### TASK STATEMENT:
Exclude the pictures, then repeat the remaining data exactly.

* Begin INPUT *

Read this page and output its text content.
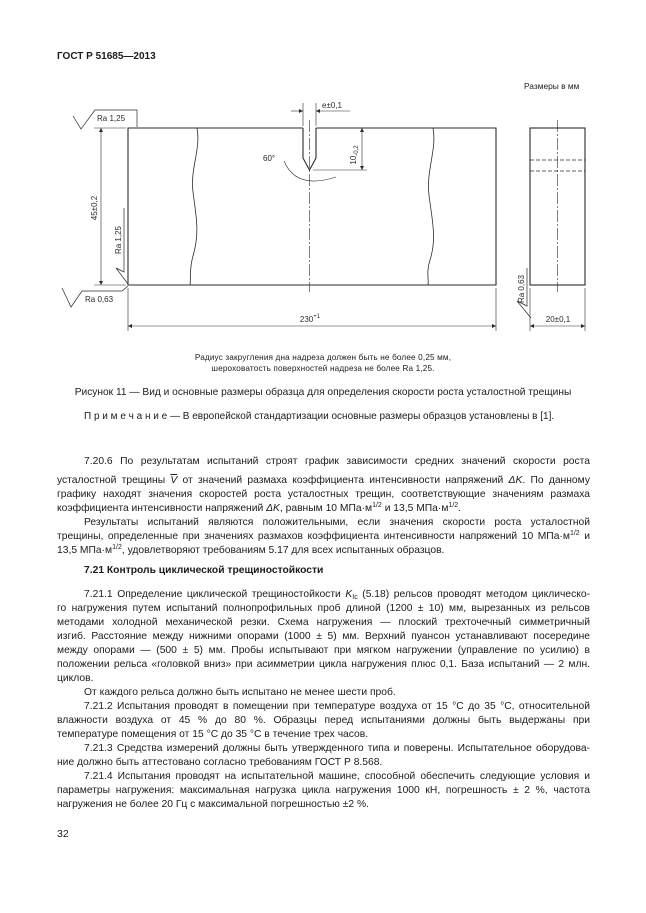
ГОСТ Р 51685—2013
Размеры в мм
e±0,1
60°	$10_{-0,2}$
45±0,2
$230^{+1}$	20±0,1
Ra 1,25
Ra 1,25
Ra 0,63	Ra 0,63
Радиус закругления дна надреза должен быть не более 0,25 мм,
шероховатость поверхностей надреза не более Ra 1,25.
Рисунок 11 — Вид и основные размеры образца для определения скорости роста усталостной трещины
П р и м е ч а н и е — В европейской стандартизации основные размеры образцов установлены в [1].
7.20.6 По результатам испытаний строят график зависимости средних значений скорости роста
усталостной трещины $\overline{V}$ от значений размаха коэффициента интенсивности напряжений ΔK. По данному
графику находят значения скоростей роста усталостных трещин, соответствующие значениям размаха
коэффициента интенсивности напряжений ΔK, равным 10 $МПа\cdot м^{1/2}$ и 13,5 $МПа\cdot м^{1/2}$.
Результаты испытаний являются положительными, если значения скорости роста усталостной
трещины, определенные при значениях размахов коэффициента интенсивности напряжений 10 $МПа\cdot м^{1/2}$ и
13,5 $МПа\cdot м^{1/2}$, удовлетворяют требованиям 5.17 для всех испытанных образцов.
7.21 Контроль циклической трещиностойкости
7.21.1 Определение циклической трещиностойкости $K_{Ic}$ (5.18) рельсов проводят методом циклическо-
го нагружения путем испытаний полнопрофильных проб длиной (1200 ± 10) мм, вырезанных из рельсов
методами холодной механической резки. Схема нагружения — плоский трехточечный симметричный
изгиб. Расстояние между нижними опорами (1000 ± 5) мм. Верхний пуансон устанавливают посередине
между опорами — (500 ± 5) мм. Пробы испытывают при мягком нагружении (управление по усилию) в
положении рельса «головкой вниз» при асимметрии цикла нагружения плюс 0,1. База испытаний — 2 млн.
циклов.
От каждого рельса должно быть испытано не менее шести проб.
7.21.2 Испытания проводят в помещении при температуре воздуха от 15 °С до 35 °С, относительной
влажности воздуха от 45 % до 80 %. Образцы перед испытаниями должны быть выдержаны при
температуре помещения от 15 °С до 35 °С в течение трех часов.
7.21.3 Средства измерений должны быть утвержденного типа и поверены. Испытательное оборудова-
ние должно быть аттестовано согласно требованиям ГОСТ Р 8.568.
7.21.4 Испытания проводят на испытательной машине, способной обеспечить следующие условия и
параметры нагружения: максимальная нагрузка цикла нагружения 1000 кН, погрешность ± 2 %, частота
нагружения не более 20 Гц с максимальной погрешностью ±2 %.
32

* End INPUT *

### EXERCISE RESULT:
Read this page and output its text content.
ГОСТ Р 51685—2013
Размеры в мм
e±0,1
60°	$10_{-0,2}$
45±0,2
$230^{+1}$	20±0,1
Ra 1,25
Ra 1,25
Ra 0,63	Ra 0,63
Радиус закругления дна надреза должен быть не более 0,25 мм,
шероховатость поверхностей надреза не более Ra 1,25.
Рисунок 11 — Вид и основные размеры образца для определения скорости роста усталостной трещины
П р и м е ч а н и е — В европейской стандартизации основные размеры образцов установлены в [1].
7.20.6 По результатам испытаний строят график зависимости средних значений скорости роста
усталостной трещины $\overline{V}$ от значений размаха коэффициента интенсивности напряжений ΔK. По данному
графику находят значения скоростей роста усталостных трещин, соответствующие значениям размаха
коэффициента интенсивности напряжений ΔK, равным 10 $МПа\cdot м^{1/2}$ и 13,5 $МПа\cdot м^{1/2}$.
Результаты испытаний являются положительными, если значения скорости роста усталостной
трещины, определенные при значениях размахов коэффициента интенсивности напряжений 10 $МПа\cdot м^{1/2}$ и
13,5 $МПа\cdot м^{1/2}$, удовлетворяют требованиям 5.17 для всех испытанных образцов.
7.21 Контроль циклической трещиностойкости
7.21.1 Определение циклической трещиностойкости $K_{Ic}$ (5.18) рельсов проводят методом циклическо-
го нагружения путем испытаний полнопрофильных проб длиной (1200 ± 10) мм, вырезанных из рельсов
методами холодной механической резки. Схема нагружения — плоский трехточечный симметричный
изгиб. Расстояние между нижними опорами (1000 ± 5) мм. Верхний пуансон устанавливают посередине
между опорами — (500 ± 5) мм. Пробы испытывают при мягком нагружении (управление по усилию) в
положении рельса «головкой вниз» при асимметрии цикла нагружения плюс 0,1. База испытаний — 2 млн.
циклов.
От каждого рельса должно быть испытано не менее шести проб.
7.21.2 Испытания проводят в помещении при температуре воздуха от 15 °С до 35 °С, относительной
влажности воздуха от 45 % до 80 %. Образцы перед испытаниями должны быть выдержаны при
температуре помещения от 15 °С до 35 °С в течение трех часов.
7.21.3 Средства измерений должны быть утвержденного типа и поверены. Испытательное оборудова-
ние должно быть аттестовано согласно требованиям ГОСТ Р 8.568.
7.21.4 Испытания проводят на испытательной машине, способной обеспечить следующие условия и
параметры нагружения: максимальная нагрузка цикла нагружения 1000 кН, погрешность ± 2 %, частота
нагружения не более 20 Гц с максимальной погрешностью ±2 %.
32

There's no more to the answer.